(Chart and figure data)
....

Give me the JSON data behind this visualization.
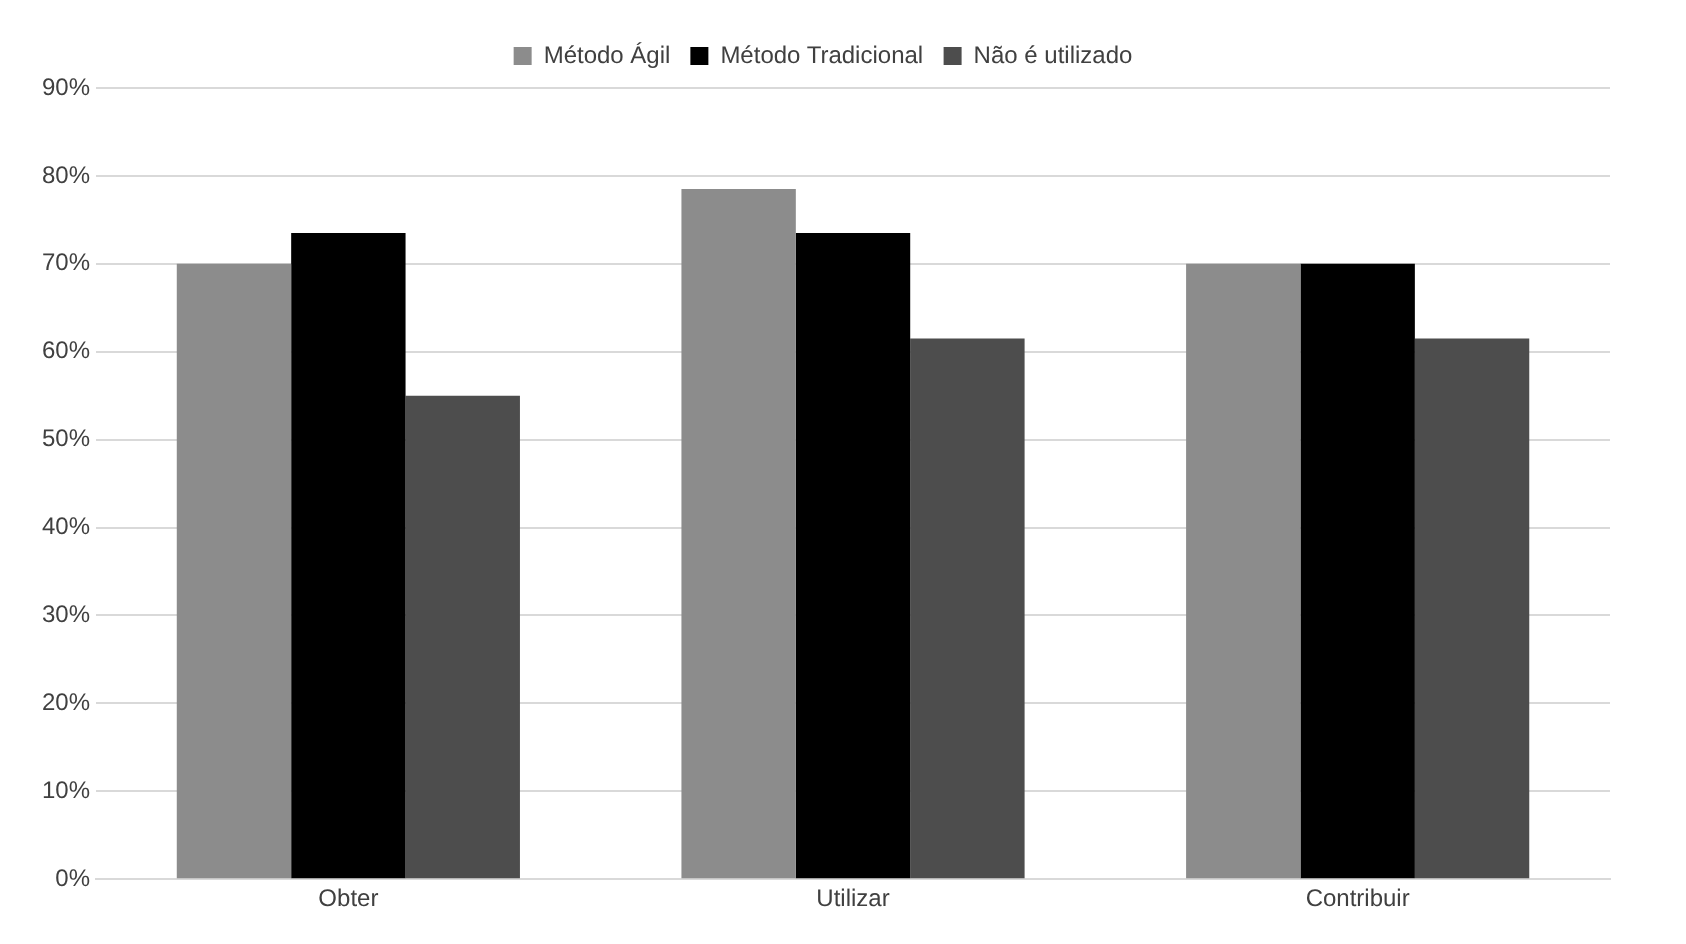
{
  "chart_data": {
    "type": "bar",
    "categories": [
      "Obter",
      "Utilizar",
      "Contribuir"
    ],
    "series": [
      {
        "name": "Método Ágil",
        "color": "#8c8c8c",
        "values": [
          70,
          78.5,
          70
        ]
      },
      {
        "name": "Método Tradicional",
        "color": "#000000",
        "values": [
          73.5,
          73.5,
          70
        ]
      },
      {
        "name": "Não é utilizado",
        "color": "#4d4d4d",
        "values": [
          55,
          61.5,
          61.5
        ]
      }
    ],
    "ylim": [
      0,
      90
    ],
    "yticks": [
      {
        "value": 0,
        "label": "0%"
      },
      {
        "value": 10,
        "label": "10%"
      },
      {
        "value": 20,
        "label": "20%"
      },
      {
        "value": 30,
        "label": "30%"
      },
      {
        "value": 40,
        "label": "40%"
      },
      {
        "value": 50,
        "label": "50%"
      },
      {
        "value": 60,
        "label": "60%"
      },
      {
        "value": 70,
        "label": "70%"
      },
      {
        "value": 80,
        "label": "80%"
      },
      {
        "value": 90,
        "label": "90%"
      }
    ],
    "grid": "y",
    "legend": "top"
  }
}
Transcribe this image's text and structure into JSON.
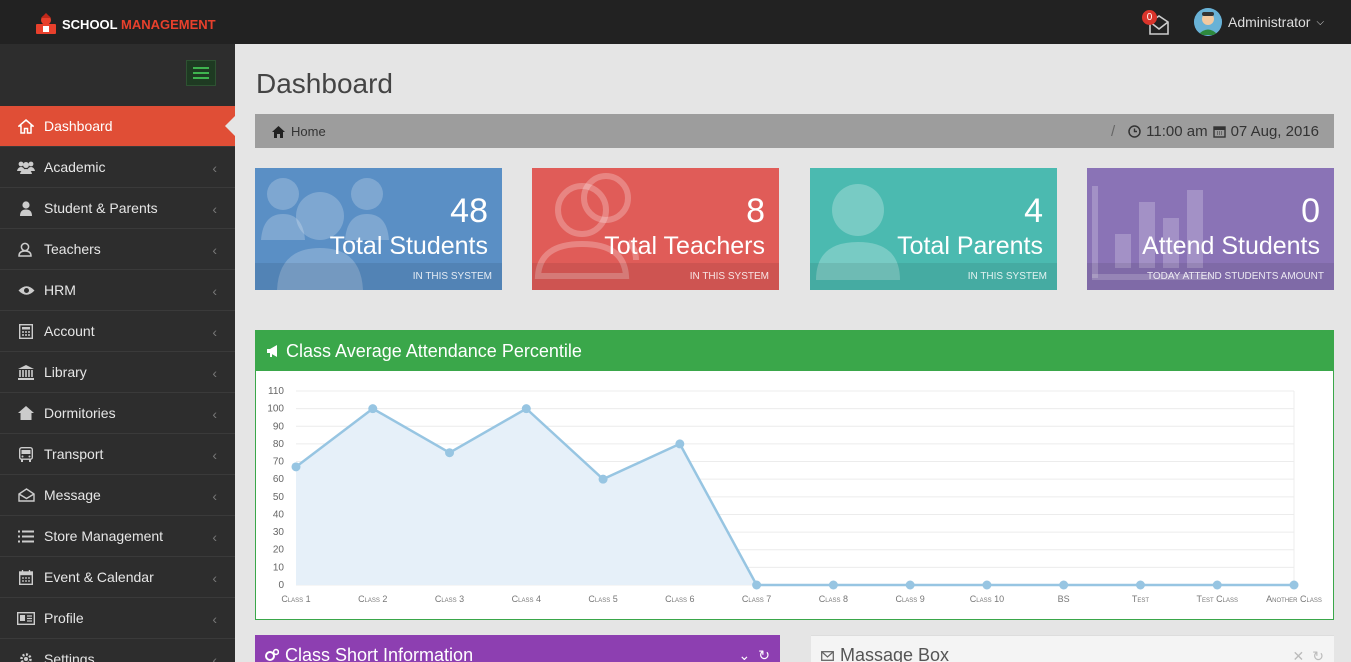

....

◆ AIM: Pick out each line containing "JSON" and report it.

◆ ANSWER:
Give me the JSON data behind this visualization.
Transcribe this image's text and structure into JSON.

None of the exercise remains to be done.